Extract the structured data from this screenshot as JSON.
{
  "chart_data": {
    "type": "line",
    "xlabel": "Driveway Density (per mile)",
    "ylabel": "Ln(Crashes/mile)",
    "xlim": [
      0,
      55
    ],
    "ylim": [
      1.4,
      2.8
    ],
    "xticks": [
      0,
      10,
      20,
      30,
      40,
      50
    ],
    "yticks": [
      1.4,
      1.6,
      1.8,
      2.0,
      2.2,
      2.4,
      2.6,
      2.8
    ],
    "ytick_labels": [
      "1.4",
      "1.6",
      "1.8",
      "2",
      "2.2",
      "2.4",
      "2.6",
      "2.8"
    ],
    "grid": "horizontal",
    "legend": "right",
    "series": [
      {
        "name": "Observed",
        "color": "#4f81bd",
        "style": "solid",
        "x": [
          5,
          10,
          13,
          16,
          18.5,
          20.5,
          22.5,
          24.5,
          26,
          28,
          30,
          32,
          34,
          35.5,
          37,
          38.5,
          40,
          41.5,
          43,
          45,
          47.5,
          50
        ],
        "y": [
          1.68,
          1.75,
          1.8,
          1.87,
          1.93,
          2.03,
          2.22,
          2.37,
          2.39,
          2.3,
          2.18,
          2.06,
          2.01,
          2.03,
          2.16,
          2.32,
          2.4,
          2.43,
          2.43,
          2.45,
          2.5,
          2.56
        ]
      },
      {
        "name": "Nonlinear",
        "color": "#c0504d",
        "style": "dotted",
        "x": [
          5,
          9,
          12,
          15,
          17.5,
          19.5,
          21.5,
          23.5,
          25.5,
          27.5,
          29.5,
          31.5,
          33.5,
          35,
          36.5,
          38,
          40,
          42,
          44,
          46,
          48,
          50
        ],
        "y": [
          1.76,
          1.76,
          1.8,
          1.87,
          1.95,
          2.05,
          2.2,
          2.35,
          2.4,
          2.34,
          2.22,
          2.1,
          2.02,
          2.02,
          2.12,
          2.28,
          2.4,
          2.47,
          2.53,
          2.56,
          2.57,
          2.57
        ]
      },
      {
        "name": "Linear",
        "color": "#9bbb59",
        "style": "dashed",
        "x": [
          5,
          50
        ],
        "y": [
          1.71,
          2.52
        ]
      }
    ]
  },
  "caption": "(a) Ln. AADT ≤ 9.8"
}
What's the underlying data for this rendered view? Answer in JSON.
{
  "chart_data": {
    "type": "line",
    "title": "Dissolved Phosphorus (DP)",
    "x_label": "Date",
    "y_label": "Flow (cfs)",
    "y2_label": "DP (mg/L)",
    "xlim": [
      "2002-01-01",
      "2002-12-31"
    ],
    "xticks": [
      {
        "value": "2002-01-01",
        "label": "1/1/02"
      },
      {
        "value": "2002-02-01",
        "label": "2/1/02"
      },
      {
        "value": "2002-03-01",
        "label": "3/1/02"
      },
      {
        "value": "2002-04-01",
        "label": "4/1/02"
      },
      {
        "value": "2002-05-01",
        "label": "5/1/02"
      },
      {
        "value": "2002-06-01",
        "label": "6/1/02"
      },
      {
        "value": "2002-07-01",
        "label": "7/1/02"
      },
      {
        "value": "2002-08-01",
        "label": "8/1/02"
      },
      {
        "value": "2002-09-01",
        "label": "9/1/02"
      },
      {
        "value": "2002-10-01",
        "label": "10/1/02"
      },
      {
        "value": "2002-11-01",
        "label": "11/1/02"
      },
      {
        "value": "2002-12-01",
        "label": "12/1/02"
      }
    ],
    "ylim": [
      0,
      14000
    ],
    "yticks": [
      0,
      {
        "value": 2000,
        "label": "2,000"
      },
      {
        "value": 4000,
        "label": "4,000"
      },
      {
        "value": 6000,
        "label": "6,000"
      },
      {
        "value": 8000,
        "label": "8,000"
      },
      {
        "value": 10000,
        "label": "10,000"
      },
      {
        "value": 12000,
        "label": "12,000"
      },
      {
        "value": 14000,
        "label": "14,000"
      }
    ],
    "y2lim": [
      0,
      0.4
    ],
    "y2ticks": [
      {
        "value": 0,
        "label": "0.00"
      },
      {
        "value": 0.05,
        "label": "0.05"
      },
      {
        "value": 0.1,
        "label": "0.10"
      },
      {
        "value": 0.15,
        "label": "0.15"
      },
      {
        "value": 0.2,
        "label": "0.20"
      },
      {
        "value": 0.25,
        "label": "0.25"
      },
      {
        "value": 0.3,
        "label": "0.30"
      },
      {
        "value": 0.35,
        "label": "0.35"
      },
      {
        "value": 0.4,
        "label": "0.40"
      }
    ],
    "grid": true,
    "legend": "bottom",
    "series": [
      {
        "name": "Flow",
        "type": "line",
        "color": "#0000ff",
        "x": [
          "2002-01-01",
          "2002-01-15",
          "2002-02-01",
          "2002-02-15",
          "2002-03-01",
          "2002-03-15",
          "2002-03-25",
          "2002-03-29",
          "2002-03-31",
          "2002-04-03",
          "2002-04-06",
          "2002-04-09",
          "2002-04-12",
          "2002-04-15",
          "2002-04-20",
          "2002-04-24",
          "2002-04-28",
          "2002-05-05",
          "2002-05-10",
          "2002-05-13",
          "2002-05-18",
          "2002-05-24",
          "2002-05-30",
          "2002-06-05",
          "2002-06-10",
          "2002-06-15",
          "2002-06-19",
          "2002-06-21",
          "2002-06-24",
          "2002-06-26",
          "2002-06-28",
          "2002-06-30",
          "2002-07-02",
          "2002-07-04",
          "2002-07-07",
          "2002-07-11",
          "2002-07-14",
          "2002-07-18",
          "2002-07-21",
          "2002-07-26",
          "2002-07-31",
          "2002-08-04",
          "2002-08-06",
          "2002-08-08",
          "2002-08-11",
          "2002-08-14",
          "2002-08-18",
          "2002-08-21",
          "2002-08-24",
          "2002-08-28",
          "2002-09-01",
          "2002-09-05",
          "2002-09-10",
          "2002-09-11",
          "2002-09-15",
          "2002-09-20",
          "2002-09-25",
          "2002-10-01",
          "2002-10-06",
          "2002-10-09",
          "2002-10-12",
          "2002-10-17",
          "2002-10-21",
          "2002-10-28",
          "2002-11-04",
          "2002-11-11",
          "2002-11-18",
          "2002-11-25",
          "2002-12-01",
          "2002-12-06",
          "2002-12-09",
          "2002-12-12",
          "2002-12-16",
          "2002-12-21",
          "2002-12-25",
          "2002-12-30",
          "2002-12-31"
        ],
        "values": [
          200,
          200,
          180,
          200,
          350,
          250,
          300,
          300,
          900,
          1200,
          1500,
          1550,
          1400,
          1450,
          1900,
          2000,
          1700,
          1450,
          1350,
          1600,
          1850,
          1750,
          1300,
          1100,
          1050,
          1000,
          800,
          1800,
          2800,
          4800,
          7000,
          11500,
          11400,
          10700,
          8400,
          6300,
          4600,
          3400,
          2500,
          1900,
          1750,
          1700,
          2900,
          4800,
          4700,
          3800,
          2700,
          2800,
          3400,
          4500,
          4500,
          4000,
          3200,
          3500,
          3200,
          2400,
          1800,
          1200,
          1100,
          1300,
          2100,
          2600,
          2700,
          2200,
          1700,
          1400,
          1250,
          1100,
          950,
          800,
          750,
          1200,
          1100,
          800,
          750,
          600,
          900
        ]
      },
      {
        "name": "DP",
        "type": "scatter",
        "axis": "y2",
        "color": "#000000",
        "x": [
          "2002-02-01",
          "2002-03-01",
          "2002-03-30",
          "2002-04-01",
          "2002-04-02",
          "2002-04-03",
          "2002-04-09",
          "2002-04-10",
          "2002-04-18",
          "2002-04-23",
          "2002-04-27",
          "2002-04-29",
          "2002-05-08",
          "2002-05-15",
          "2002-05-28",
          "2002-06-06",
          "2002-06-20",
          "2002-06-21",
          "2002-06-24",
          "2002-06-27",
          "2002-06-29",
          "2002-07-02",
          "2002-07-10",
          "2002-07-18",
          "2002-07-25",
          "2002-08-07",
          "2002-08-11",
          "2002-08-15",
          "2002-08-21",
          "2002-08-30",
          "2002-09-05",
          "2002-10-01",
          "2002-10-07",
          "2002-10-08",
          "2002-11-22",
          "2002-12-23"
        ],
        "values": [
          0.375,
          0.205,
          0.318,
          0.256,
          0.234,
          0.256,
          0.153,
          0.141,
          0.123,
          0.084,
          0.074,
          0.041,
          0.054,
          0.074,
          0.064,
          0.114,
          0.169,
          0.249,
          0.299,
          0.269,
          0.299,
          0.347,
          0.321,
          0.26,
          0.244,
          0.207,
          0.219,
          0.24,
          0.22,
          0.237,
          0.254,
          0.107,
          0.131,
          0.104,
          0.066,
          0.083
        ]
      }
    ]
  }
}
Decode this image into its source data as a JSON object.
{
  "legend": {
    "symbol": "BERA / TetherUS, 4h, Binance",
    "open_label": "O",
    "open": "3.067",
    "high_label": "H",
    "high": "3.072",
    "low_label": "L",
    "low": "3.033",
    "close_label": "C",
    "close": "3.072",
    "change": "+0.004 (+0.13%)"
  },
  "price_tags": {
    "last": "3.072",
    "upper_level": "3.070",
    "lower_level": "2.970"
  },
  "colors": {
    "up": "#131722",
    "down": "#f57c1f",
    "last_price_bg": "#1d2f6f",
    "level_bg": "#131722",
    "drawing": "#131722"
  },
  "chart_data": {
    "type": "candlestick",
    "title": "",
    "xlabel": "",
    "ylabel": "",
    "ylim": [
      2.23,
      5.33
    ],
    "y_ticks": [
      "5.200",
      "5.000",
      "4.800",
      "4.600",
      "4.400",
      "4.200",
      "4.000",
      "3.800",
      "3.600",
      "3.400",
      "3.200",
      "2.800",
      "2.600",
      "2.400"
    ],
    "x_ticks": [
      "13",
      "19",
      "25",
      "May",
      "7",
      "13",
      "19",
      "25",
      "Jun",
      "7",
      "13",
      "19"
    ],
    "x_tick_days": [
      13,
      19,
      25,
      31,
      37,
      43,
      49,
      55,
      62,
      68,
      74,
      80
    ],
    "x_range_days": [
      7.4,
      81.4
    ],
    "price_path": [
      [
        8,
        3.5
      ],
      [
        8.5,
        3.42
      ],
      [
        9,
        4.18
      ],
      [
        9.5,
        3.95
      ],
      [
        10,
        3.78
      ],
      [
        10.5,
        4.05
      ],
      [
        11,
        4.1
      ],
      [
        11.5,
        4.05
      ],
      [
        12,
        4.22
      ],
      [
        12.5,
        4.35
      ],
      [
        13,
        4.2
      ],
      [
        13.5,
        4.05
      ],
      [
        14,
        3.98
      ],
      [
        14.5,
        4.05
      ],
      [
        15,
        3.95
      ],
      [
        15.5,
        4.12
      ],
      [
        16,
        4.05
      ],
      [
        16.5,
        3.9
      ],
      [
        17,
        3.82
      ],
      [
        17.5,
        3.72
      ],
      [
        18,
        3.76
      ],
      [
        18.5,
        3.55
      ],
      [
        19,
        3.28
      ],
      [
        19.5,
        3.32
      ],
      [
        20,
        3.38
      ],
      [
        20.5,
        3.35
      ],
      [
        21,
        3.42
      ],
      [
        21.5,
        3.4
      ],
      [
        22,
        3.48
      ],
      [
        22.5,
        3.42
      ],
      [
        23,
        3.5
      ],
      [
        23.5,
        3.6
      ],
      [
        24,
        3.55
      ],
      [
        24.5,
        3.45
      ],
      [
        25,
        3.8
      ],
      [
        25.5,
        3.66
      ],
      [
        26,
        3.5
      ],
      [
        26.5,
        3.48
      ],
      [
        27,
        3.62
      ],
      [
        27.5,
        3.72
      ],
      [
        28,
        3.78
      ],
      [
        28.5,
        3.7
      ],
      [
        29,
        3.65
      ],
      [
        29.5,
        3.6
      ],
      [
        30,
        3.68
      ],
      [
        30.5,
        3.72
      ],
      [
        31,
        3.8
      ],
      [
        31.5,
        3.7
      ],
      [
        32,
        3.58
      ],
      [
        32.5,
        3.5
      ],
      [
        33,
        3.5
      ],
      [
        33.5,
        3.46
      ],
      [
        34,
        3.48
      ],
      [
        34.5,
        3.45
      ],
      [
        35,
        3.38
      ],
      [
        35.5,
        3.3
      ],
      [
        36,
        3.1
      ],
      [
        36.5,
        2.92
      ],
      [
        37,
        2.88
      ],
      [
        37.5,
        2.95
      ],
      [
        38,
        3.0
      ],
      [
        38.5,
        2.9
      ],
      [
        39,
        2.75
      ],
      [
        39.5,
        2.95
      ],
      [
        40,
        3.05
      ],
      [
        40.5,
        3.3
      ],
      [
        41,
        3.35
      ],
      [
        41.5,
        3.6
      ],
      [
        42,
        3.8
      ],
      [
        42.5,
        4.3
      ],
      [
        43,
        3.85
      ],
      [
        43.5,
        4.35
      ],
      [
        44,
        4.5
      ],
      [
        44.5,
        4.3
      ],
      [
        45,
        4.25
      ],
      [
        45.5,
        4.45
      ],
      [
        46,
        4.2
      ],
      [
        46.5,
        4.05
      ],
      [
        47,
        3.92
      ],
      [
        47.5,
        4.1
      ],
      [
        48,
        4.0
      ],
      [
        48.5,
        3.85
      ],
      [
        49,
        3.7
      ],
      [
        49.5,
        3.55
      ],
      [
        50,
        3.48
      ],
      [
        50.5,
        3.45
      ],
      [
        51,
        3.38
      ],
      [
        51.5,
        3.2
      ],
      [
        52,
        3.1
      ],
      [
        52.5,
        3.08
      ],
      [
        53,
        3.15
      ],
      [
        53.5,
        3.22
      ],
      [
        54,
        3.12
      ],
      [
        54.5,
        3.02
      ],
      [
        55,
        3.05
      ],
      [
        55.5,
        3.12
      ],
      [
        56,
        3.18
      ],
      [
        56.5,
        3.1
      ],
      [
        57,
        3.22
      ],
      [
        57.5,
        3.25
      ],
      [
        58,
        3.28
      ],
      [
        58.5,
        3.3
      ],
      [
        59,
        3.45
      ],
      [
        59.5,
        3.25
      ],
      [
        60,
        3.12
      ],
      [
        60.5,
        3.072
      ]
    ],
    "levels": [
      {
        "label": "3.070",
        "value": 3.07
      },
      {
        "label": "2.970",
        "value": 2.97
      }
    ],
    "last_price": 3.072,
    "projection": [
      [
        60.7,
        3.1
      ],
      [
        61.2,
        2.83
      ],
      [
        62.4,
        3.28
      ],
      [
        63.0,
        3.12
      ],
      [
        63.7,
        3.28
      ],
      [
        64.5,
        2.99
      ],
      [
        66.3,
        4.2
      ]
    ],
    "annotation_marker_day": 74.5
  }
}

▸ EXERCISE BRIEF: Count the lines in the entries above that include the string "xlabel", then give only that figure.

▸ FULL SOLUTION: 2